Which lines have the string "granted"? Copy all of them from the entries below.

## Source data
======
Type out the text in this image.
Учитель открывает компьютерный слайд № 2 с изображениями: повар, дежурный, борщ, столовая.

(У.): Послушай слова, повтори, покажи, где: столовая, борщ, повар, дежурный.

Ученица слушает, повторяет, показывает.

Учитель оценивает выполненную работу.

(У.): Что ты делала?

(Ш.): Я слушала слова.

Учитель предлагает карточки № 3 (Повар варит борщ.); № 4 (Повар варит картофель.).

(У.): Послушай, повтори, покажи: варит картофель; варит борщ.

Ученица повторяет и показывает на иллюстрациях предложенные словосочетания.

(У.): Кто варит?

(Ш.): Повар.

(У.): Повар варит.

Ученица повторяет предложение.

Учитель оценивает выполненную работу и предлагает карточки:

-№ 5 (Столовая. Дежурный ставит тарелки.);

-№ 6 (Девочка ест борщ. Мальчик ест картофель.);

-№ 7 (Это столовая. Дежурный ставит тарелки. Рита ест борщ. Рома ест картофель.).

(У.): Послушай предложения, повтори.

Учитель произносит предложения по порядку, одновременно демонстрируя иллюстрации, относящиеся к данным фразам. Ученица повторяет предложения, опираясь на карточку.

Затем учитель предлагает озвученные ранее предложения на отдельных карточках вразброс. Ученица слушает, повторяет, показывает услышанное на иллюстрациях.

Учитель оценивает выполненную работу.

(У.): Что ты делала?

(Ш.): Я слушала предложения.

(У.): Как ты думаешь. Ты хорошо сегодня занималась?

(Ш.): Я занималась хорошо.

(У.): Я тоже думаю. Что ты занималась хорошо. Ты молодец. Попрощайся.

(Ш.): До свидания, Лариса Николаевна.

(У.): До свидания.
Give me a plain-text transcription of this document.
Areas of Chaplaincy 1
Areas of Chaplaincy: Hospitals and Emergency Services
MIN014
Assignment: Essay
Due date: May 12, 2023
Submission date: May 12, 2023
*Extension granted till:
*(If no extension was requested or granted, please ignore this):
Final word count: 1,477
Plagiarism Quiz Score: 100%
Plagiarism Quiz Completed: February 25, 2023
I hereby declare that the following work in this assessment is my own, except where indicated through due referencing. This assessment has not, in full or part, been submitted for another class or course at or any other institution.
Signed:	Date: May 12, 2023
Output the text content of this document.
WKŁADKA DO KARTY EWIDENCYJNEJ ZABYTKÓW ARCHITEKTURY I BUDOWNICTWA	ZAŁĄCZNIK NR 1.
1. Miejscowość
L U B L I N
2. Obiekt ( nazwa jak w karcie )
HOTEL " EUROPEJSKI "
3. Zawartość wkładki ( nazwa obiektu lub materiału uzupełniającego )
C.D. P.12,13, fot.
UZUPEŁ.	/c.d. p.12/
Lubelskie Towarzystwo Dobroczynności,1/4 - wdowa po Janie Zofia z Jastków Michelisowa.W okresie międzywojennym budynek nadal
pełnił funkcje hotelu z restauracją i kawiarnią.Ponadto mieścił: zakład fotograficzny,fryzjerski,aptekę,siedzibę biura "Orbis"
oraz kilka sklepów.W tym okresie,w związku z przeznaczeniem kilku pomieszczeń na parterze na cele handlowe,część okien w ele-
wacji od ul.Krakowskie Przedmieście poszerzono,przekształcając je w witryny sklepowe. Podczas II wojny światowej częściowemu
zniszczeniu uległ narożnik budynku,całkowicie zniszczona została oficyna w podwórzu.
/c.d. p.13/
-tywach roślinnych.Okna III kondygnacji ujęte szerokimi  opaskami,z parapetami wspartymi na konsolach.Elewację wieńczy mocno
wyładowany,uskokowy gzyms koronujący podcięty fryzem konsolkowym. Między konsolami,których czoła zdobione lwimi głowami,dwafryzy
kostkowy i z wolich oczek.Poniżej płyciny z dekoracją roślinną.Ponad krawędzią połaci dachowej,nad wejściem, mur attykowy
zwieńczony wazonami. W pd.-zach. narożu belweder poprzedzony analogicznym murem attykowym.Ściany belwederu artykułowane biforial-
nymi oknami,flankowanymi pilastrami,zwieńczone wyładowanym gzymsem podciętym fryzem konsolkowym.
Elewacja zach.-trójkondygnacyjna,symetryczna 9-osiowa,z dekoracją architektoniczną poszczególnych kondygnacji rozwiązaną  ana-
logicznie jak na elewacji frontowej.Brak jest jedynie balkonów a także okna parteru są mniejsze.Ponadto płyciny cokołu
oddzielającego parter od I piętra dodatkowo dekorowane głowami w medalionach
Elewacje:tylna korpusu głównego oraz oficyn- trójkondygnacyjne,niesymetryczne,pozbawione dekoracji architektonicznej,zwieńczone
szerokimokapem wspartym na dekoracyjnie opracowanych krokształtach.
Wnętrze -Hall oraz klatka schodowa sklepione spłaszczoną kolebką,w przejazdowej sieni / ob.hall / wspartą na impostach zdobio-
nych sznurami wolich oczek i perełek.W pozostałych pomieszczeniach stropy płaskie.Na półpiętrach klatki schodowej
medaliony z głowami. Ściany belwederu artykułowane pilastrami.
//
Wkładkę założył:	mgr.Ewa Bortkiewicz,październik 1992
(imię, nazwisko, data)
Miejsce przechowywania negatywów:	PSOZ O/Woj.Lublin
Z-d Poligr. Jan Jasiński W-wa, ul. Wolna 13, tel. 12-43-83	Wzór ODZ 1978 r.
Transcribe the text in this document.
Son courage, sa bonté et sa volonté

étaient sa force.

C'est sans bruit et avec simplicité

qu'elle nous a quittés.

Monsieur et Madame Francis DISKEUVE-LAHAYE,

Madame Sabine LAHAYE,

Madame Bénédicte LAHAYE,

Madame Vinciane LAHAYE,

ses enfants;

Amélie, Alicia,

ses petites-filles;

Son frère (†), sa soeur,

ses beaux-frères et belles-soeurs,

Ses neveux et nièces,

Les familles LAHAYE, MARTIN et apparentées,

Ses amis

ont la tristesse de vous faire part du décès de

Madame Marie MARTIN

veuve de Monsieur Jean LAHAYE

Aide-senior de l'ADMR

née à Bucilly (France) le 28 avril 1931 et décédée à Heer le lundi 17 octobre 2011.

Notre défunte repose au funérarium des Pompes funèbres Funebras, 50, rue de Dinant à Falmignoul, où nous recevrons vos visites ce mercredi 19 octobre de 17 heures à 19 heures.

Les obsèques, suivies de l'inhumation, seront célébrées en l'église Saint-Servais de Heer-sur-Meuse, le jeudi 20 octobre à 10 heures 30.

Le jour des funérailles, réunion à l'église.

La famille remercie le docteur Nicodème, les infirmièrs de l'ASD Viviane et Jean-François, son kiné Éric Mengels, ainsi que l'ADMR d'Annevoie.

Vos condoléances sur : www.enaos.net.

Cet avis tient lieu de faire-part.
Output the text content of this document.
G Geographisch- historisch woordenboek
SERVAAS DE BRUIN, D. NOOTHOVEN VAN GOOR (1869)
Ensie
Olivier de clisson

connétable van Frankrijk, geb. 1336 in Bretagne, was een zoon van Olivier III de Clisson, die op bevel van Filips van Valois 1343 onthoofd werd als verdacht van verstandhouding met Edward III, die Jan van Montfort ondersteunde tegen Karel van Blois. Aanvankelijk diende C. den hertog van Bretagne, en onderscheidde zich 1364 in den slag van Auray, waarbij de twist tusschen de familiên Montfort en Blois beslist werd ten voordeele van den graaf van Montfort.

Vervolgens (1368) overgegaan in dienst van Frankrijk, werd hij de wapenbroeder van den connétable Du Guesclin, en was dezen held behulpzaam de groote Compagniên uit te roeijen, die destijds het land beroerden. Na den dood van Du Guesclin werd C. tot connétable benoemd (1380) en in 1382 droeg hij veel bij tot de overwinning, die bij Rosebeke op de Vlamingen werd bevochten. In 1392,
======
## Exercise output
*Extension granted till:
*(If no extension was requested or granted, please ignore this):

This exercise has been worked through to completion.